## Exercise aim
Return every record below exactly as written, omitting any pictures.

Collected data:

══════

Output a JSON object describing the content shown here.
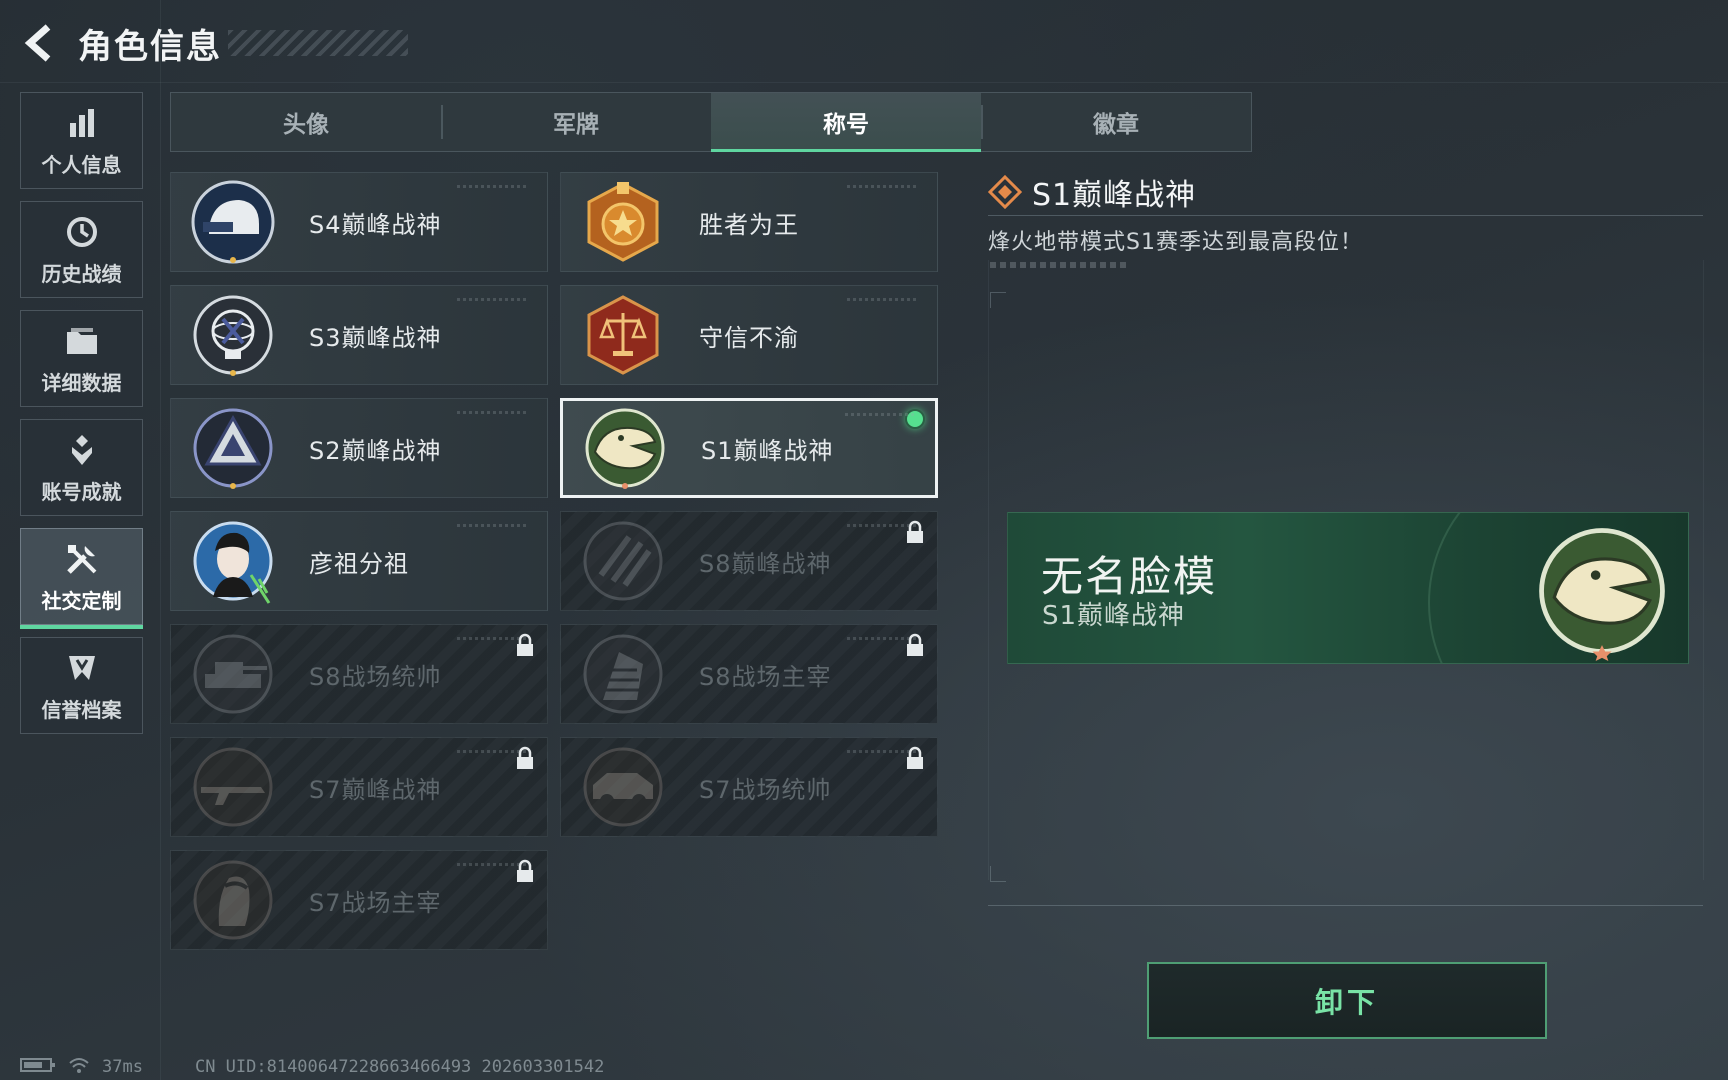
{
  "header": {
    "title": "角色信息"
  },
  "sidebar": {
    "items": [
      {
        "label": "个人信息",
        "icon": "bar-chart-icon",
        "active": false
      },
      {
        "label": "历史战绩",
        "icon": "history-clock-icon",
        "active": false
      },
      {
        "label": "详细数据",
        "icon": "folder-icon",
        "active": false
      },
      {
        "label": "账号成就",
        "icon": "achievement-icon",
        "active": false
      },
      {
        "label": "社交定制",
        "icon": "tools-icon",
        "active": true
      },
      {
        "label": "信誉档案",
        "icon": "credit-shield-icon",
        "active": false
      }
    ]
  },
  "tabs": [
    {
      "label": "头像",
      "active": false
    },
    {
      "label": "军牌",
      "active": false
    },
    {
      "label": "称号",
      "active": true
    },
    {
      "label": "徽章",
      "active": false
    }
  ],
  "titles": [
    {
      "name": "S4巅峰战神",
      "badge": "helmet-badge-icon",
      "locked": false,
      "selected": false
    },
    {
      "name": "胜者为王",
      "badge": "medal-badge-icon",
      "locked": false,
      "selected": false
    },
    {
      "name": "S3巅峰战神",
      "badge": "globe-badge-icon",
      "locked": false,
      "selected": false
    },
    {
      "name": "守信不渝",
      "badge": "scales-badge-icon",
      "locked": false,
      "selected": false
    },
    {
      "name": "S2巅峰战神",
      "badge": "triangle-badge-icon",
      "locked": false,
      "selected": false
    },
    {
      "name": "S1巅峰战神",
      "badge": "crocodile-badge-icon",
      "locked": false,
      "selected": true
    },
    {
      "name": "彦祖分祖",
      "badge": "portrait-badge-icon",
      "locked": false,
      "selected": false
    },
    {
      "name": "S8巅峰战神",
      "badge": "stripes-badge-icon",
      "locked": true,
      "selected": false
    },
    {
      "name": "S8战场统帅",
      "badge": "tank-badge-icon",
      "locked": true,
      "selected": false
    },
    {
      "name": "S8战场主宰",
      "badge": "building-badge-icon",
      "locked": true,
      "selected": false
    },
    {
      "name": "S7巅峰战神",
      "badge": "rifle-badge-icon",
      "locked": true,
      "selected": false
    },
    {
      "name": "S7战场统帅",
      "badge": "vehicle-badge-icon",
      "locked": true,
      "selected": false
    },
    {
      "name": "S7战场主宰",
      "badge": "soldier-badge-icon",
      "locked": true,
      "selected": false
    }
  ],
  "detail": {
    "title": "S1巅峰战神",
    "description": "烽火地带模式S1赛季达到最高段位！"
  },
  "preview": {
    "player_name": "无名脸模",
    "title": "S1巅峰战神"
  },
  "actions": {
    "unequip_label": "卸下"
  },
  "status": {
    "ping": "37ms",
    "uid": "CN UID:8140064722866346649З 202603301542"
  },
  "colors": {
    "accent": "#5fd6a0",
    "equipped": "#56e08f",
    "preview_bg": "#245640"
  }
}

══════

## Answer to this problem
Output a JSON object describing the content shown here.
{
  "header": {
    "title": "角色信息"
  },
  "sidebar": {
    "items": [
      {
        "label": "个人信息",
        "icon": "bar-chart-icon",
        "active": false
      },
      {
        "label": "历史战绩",
        "icon": "history-clock-icon",
        "active": false
      },
      {
        "label": "详细数据",
        "icon": "folder-icon",
        "active": false
      },
      {
        "label": "账号成就",
        "icon": "achievement-icon",
        "active": false
      },
      {
        "label": "社交定制",
        "icon": "tools-icon",
        "active": true
      },
      {
        "label": "信誉档案",
        "icon": "credit-shield-icon",
        "active": false
      }
    ]
  },
  "tabs": [
    {
      "label": "头像",
      "active": false
    },
    {
      "label": "军牌",
      "active": false
    },
    {
      "label": "称号",
      "active": true
    },
    {
      "label": "徽章",
      "active": false
    }
  ],
  "titles": [
    {
      "name": "S4巅峰战神",
      "badge": "helmet-badge-icon",
      "locked": false,
      "selected": false
    },
    {
      "name": "胜者为王",
      "badge": "medal-badge-icon",
      "locked": false,
      "selected": false
    },
    {
      "name": "S3巅峰战神",
      "badge": "globe-badge-icon",
      "locked": false,
      "selected": false
    },
    {
      "name": "守信不渝",
      "badge": "scales-badge-icon",
      "locked": false,
      "selected": false
    },
    {
      "name": "S2巅峰战神",
      "badge": "triangle-badge-icon",
      "locked": false,
      "selected": false
    },
    {
      "name": "S1巅峰战神",
      "badge": "crocodile-badge-icon",
      "locked": false,
      "selected": true
    },
    {
      "name": "彦祖分祖",
      "badge": "portrait-badge-icon",
      "locked": false,
      "selected": false
    },
    {
      "name": "S8巅峰战神",
      "badge": "stripes-badge-icon",
      "locked": true,
      "selected": false
    },
    {
      "name": "S8战场统帅",
      "badge": "tank-badge-icon",
      "locked": true,
      "selected": false
    },
    {
      "name": "S8战场主宰",
      "badge": "building-badge-icon",
      "locked": true,
      "selected": false
    },
    {
      "name": "S7巅峰战神",
      "badge": "rifle-badge-icon",
      "locked": true,
      "selected": false
    },
    {
      "name": "S7战场统帅",
      "badge": "vehicle-badge-icon",
      "locked": true,
      "selected": false
    },
    {
      "name": "S7战场主宰",
      "badge": "soldier-badge-icon",
      "locked": true,
      "selected": false
    }
  ],
  "detail": {
    "title": "S1巅峰战神",
    "description": "烽火地带模式S1赛季达到最高段位！"
  },
  "preview": {
    "player_name": "无名脸模",
    "title": "S1巅峰战神"
  },
  "actions": {
    "unequip_label": "卸下"
  },
  "status": {
    "ping": "37ms",
    "uid": "CN UID:8140064722866346649З 202603301542"
  },
  "colors": {
    "accent": "#5fd6a0",
    "equipped": "#56e08f",
    "preview_bg": "#245640"
  }
}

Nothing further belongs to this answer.